**Aim**
From the records below, extract all the text exactly and leave the images behind.

**** Exercise inputs ****

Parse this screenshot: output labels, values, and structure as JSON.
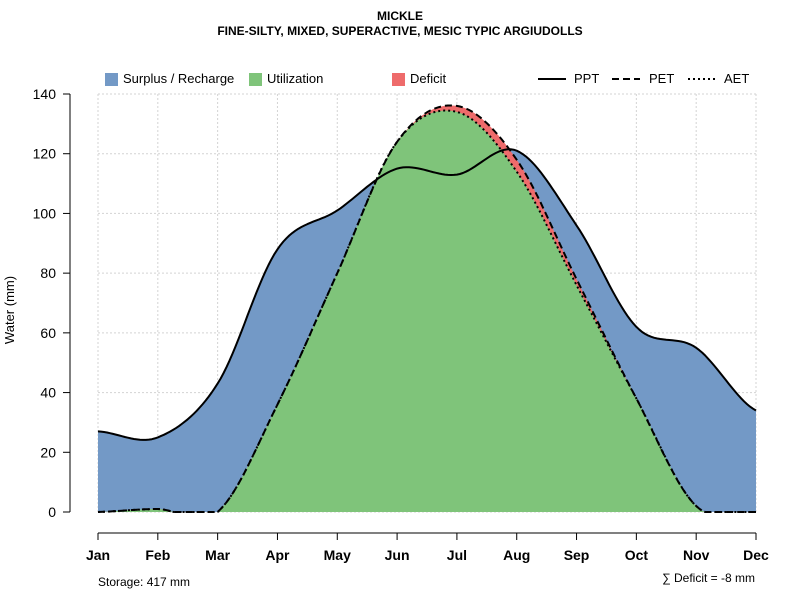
{
  "colors": {
    "surplus": "#7399c6",
    "utilization": "#7fc47a",
    "deficit": "#ee6b6b",
    "grid": "#d3d3d3"
  },
  "footer": {
    "storage": "Storage: 417 mm",
    "deficit": "∑ Deficit = -8 mm"
  },
  "chart_data": {
    "type": "area",
    "title": "MICKLE",
    "subtitle": "FINE-SILTY, MIXED, SUPERACTIVE, MESIC TYPIC ARGIUDOLLS",
    "xlabel": "",
    "ylabel": "Water (mm)",
    "ylim": [
      0,
      140
    ],
    "yticks": [
      0,
      20,
      40,
      60,
      80,
      100,
      120,
      140
    ],
    "grid": true,
    "categories": [
      "Jan",
      "Feb",
      "Mar",
      "Apr",
      "May",
      "Jun",
      "Jul",
      "Aug",
      "Sep",
      "Oct",
      "Nov",
      "Dec"
    ],
    "legend": {
      "fill": [
        "Surplus / Recharge",
        "Utilization",
        "Deficit"
      ],
      "lines": [
        "PPT",
        "PET",
        "AET"
      ]
    },
    "series": [
      {
        "name": "PPT",
        "style": "solid",
        "values": [
          27,
          25,
          43,
          88,
          101,
          115,
          113,
          121,
          96,
          62,
          55,
          34
        ]
      },
      {
        "name": "PET",
        "style": "dashed",
        "values": [
          0,
          1,
          0,
          36,
          80,
          124,
          136,
          118,
          78,
          38,
          2,
          0
        ]
      },
      {
        "name": "AET",
        "style": "dotted",
        "values": [
          0,
          1,
          0,
          36,
          80,
          124,
          134,
          114,
          76,
          38,
          2,
          0
        ]
      }
    ]
  }
}
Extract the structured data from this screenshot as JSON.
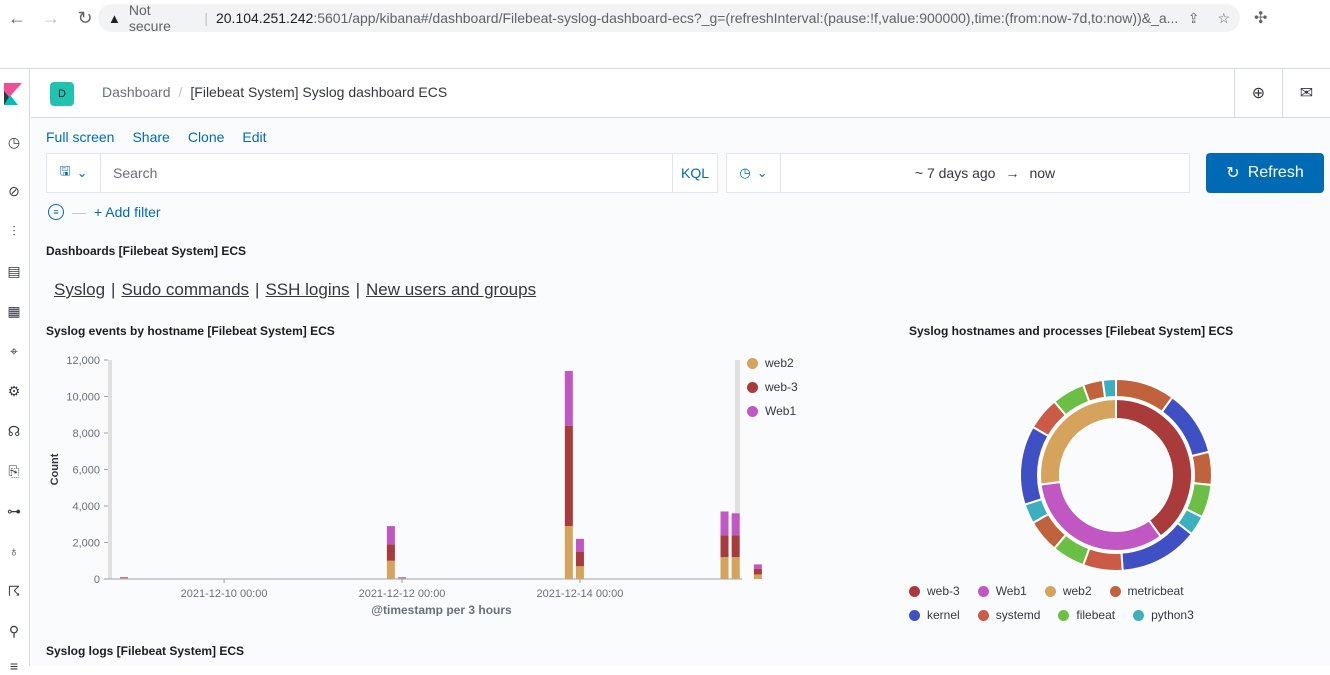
{
  "browser": {
    "not_secure": "Not secure",
    "host": "20.104.251.242",
    "path": ":5601/app/kibana#/dashboard/Filebeat-syslog-dashboard-ecs?_g=(refreshInterval:(pause:!f,value:900000),time:(from:now-7d,to:now))&_a..."
  },
  "header": {
    "avatar": "D",
    "breadcrumb_root": "Dashboard",
    "breadcrumb_current": "[Filebeat System] Syslog dashboard ECS"
  },
  "top_menu": {
    "full_screen": "Full screen",
    "share": "Share",
    "clone": "Clone",
    "edit": "Edit"
  },
  "query": {
    "placeholder": "Search",
    "language": "KQL"
  },
  "date": {
    "start": "~ 7 days ago",
    "arrow": "→",
    "end": "now"
  },
  "refresh_label": "Refresh",
  "filter": {
    "add_label": "+ Add filter"
  },
  "panels": {
    "nav_title": "Dashboards [Filebeat System] ECS",
    "links": [
      "Syslog",
      "Sudo commands",
      "SSH logins",
      "New users and groups"
    ],
    "events_title": "Syslog events by hostname [Filebeat System] ECS",
    "hosts_title": "Syslog hostnames and processes [Filebeat System] ECS",
    "logs_title": "Syslog logs [Filebeat System] ECS"
  },
  "colors": {
    "web2": "#d6a35c",
    "web-3": "#aa3b3b",
    "Web1": "#c157c3",
    "metricbeat": "#c0633c",
    "kernel": "#3f4fc4",
    "systemd": "#cb5a47",
    "filebeat": "#6cbf45",
    "python3": "#3bafbe"
  },
  "chart_data": [
    {
      "type": "bar",
      "stacked": true,
      "xlabel": "@timestamp per 3 hours",
      "ylabel": "Count",
      "ylim": [
        0,
        12000
      ],
      "yticks": [
        "0",
        "2,000",
        "4,000",
        "6,000",
        "8,000",
        "10,000",
        "12,000"
      ],
      "xticks": [
        "2021-12-10 00:00",
        "2021-12-12 00:00",
        "2021-12-14 00:00"
      ],
      "legend": [
        "web2",
        "web-3",
        "Web1"
      ],
      "bars": [
        {
          "x": "2021-12-08 21:00",
          "web2": 50,
          "web-3": 30,
          "Web1": 20
        },
        {
          "x": "2021-12-11 21:00",
          "web2": 1000,
          "web-3": 900,
          "Web1": 1000
        },
        {
          "x": "2021-12-12 00:00",
          "web2": 40,
          "web-3": 30,
          "Web1": 30
        },
        {
          "x": "2021-12-13 21:00",
          "web2": 2900,
          "web-3": 5500,
          "Web1": 3000
        },
        {
          "x": "2021-12-14 00:00",
          "web2": 700,
          "web-3": 800,
          "Web1": 700
        },
        {
          "x": "2021-12-15 15:00",
          "web2": 1200,
          "web-3": 1200,
          "Web1": 1300
        },
        {
          "x": "2021-12-15 18:00",
          "web2": 1200,
          "web-3": 1200,
          "Web1": 1200
        },
        {
          "x": "2021-12-16 00:00",
          "web2": 250,
          "web-3": 300,
          "Web1": 250
        }
      ]
    },
    {
      "type": "pie",
      "donut": true,
      "inner": [
        {
          "name": "web-3",
          "value": 40
        },
        {
          "name": "Web1",
          "value": 33
        },
        {
          "name": "web2",
          "value": 27
        }
      ],
      "outer": [
        {
          "name": "metricbeat",
          "parent": "web-3",
          "value": 9
        },
        {
          "name": "kernel",
          "parent": "web-3",
          "value": 10
        },
        {
          "name": "metricbeat",
          "parent": "web-3",
          "value": 5
        },
        {
          "name": "filebeat",
          "parent": "web-3",
          "value": 5
        },
        {
          "name": "python3",
          "parent": "web-3",
          "value": 3
        },
        {
          "name": "kernel",
          "parent": "Web1",
          "value": 12
        },
        {
          "name": "systemd",
          "parent": "Web1",
          "value": 6
        },
        {
          "name": "filebeat",
          "parent": "Web1",
          "value": 5
        },
        {
          "name": "metricbeat",
          "parent": "Web1",
          "value": 5
        },
        {
          "name": "python3",
          "parent": "Web1",
          "value": 3
        },
        {
          "name": "kernel",
          "parent": "web2",
          "value": 12
        },
        {
          "name": "systemd",
          "parent": "web2",
          "value": 5
        },
        {
          "name": "filebeat",
          "parent": "web2",
          "value": 5
        },
        {
          "name": "metricbeat",
          "parent": "web2",
          "value": 3
        },
        {
          "name": "python3",
          "parent": "web2",
          "value": 2
        }
      ],
      "legend": [
        "web-3",
        "Web1",
        "web2",
        "metricbeat",
        "kernel",
        "systemd",
        "filebeat",
        "python3"
      ]
    }
  ]
}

****

**Result of this exercise**
Parse this screenshot: output labels, values, and structure as JSON.
{
  "colors": {
    "surplus": "#7399c6",
    "utilization": "#7fc47a",
    "deficit": "#ee6b6b",
    "grid": "#d3d3d3"
  },
  "footer": {
    "storage": "Storage: 417 mm",
    "deficit": "∑ Deficit = -8 mm"
  },
  "chart_data": {
    "type": "area",
    "title": "MICKLE",
    "subtitle": "FINE-SILTY, MIXED, SUPERACTIVE, MESIC TYPIC ARGIUDOLLS",
    "xlabel": "",
    "ylabel": "Water (mm)",
    "ylim": [
      0,
      140
    ],
    "yticks": [
      0,
      20,
      40,
      60,
      80,
      100,
      120,
      140
    ],
    "grid": true,
    "categories": [
      "Jan",
      "Feb",
      "Mar",
      "Apr",
      "May",
      "Jun",
      "Jul",
      "Aug",
      "Sep",
      "Oct",
      "Nov",
      "Dec"
    ],
    "legend": {
      "fill": [
        "Surplus / Recharge",
        "Utilization",
        "Deficit"
      ],
      "lines": [
        "PPT",
        "PET",
        "AET"
      ]
    },
    "series": [
      {
        "name": "PPT",
        "style": "solid",
        "values": [
          27,
          25,
          43,
          88,
          101,
          115,
          113,
          121,
          96,
          62,
          55,
          34
        ]
      },
      {
        "name": "PET",
        "style": "dashed",
        "values": [
          0,
          1,
          0,
          36,
          80,
          124,
          136,
          118,
          78,
          38,
          2,
          0
        ]
      },
      {
        "name": "AET",
        "style": "dotted",
        "values": [
          0,
          1,
          0,
          36,
          80,
          124,
          134,
          114,
          76,
          38,
          2,
          0
        ]
      }
    ]
  }
}
Extract the structured data from this screenshot as JSON.
{
  "browser": {
    "not_secure": "Not secure",
    "host": "20.104.251.242",
    "path": ":5601/app/kibana#/dashboard/Filebeat-syslog-dashboard-ecs?_g=(refreshInterval:(pause:!f,value:900000),time:(from:now-7d,to:now))&_a..."
  },
  "header": {
    "avatar": "D",
    "breadcrumb_root": "Dashboard",
    "breadcrumb_current": "[Filebeat System] Syslog dashboard ECS"
  },
  "top_menu": {
    "full_screen": "Full screen",
    "share": "Share",
    "clone": "Clone",
    "edit": "Edit"
  },
  "query": {
    "placeholder": "Search",
    "language": "KQL"
  },
  "date": {
    "start": "~ 7 days ago",
    "arrow": "→",
    "end": "now"
  },
  "refresh_label": "Refresh",
  "filter": {
    "add_label": "+ Add filter"
  },
  "panels": {
    "nav_title": "Dashboards [Filebeat System] ECS",
    "links": [
      "Syslog",
      "Sudo commands",
      "SSH logins",
      "New users and groups"
    ],
    "events_title": "Syslog events by hostname [Filebeat System] ECS",
    "hosts_title": "Syslog hostnames and processes [Filebeat System] ECS",
    "logs_title": "Syslog logs [Filebeat System] ECS"
  },
  "colors": {
    "web2": "#d6a35c",
    "web-3": "#aa3b3b",
    "Web1": "#c157c3",
    "metricbeat": "#c0633c",
    "kernel": "#3f4fc4",
    "systemd": "#cb5a47",
    "filebeat": "#6cbf45",
    "python3": "#3bafbe"
  },
  "chart_data": [
    {
      "type": "bar",
      "stacked": true,
      "xlabel": "@timestamp per 3 hours",
      "ylabel": "Count",
      "ylim": [
        0,
        12000
      ],
      "yticks": [
        "0",
        "2,000",
        "4,000",
        "6,000",
        "8,000",
        "10,000",
        "12,000"
      ],
      "xticks": [
        "2021-12-10 00:00",
        "2021-12-12 00:00",
        "2021-12-14 00:00"
      ],
      "legend": [
        "web2",
        "web-3",
        "Web1"
      ],
      "bars": [
        {
          "x": "2021-12-08 21:00",
          "web2": 50,
          "web-3": 30,
          "Web1": 20
        },
        {
          "x": "2021-12-11 21:00",
          "web2": 1000,
          "web-3": 900,
          "Web1": 1000
        },
        {
          "x": "2021-12-12 00:00",
          "web2": 40,
          "web-3": 30,
          "Web1": 30
        },
        {
          "x": "2021-12-13 21:00",
          "web2": 2900,
          "web-3": 5500,
          "Web1": 3000
        },
        {
          "x": "2021-12-14 00:00",
          "web2": 700,
          "web-3": 800,
          "Web1": 700
        },
        {
          "x": "2021-12-15 15:00",
          "web2": 1200,
          "web-3": 1200,
          "Web1": 1300
        },
        {
          "x": "2021-12-15 18:00",
          "web2": 1200,
          "web-3": 1200,
          "Web1": 1200
        },
        {
          "x": "2021-12-16 00:00",
          "web2": 250,
          "web-3": 300,
          "Web1": 250
        }
      ]
    },
    {
      "type": "pie",
      "donut": true,
      "inner": [
        {
          "name": "web-3",
          "value": 40
        },
        {
          "name": "Web1",
          "value": 33
        },
        {
          "name": "web2",
          "value": 27
        }
      ],
      "outer": [
        {
          "name": "metricbeat",
          "parent": "web-3",
          "value": 9
        },
        {
          "name": "kernel",
          "parent": "web-3",
          "value": 10
        },
        {
          "name": "metricbeat",
          "parent": "web-3",
          "value": 5
        },
        {
          "name": "filebeat",
          "parent": "web-3",
          "value": 5
        },
        {
          "name": "python3",
          "parent": "web-3",
          "value": 3
        },
        {
          "name": "kernel",
          "parent": "Web1",
          "value": 12
        },
        {
          "name": "systemd",
          "parent": "Web1",
          "value": 6
        },
        {
          "name": "filebeat",
          "parent": "Web1",
          "value": 5
        },
        {
          "name": "metricbeat",
          "parent": "Web1",
          "value": 5
        },
        {
          "name": "python3",
          "parent": "Web1",
          "value": 3
        },
        {
          "name": "kernel",
          "parent": "web2",
          "value": 12
        },
        {
          "name": "systemd",
          "parent": "web2",
          "value": 5
        },
        {
          "name": "filebeat",
          "parent": "web2",
          "value": 5
        },
        {
          "name": "metricbeat",
          "parent": "web2",
          "value": 3
        },
        {
          "name": "python3",
          "parent": "web2",
          "value": 2
        }
      ],
      "legend": [
        "web-3",
        "Web1",
        "web2",
        "metricbeat",
        "kernel",
        "systemd",
        "filebeat",
        "python3"
      ]
    }
  ]
}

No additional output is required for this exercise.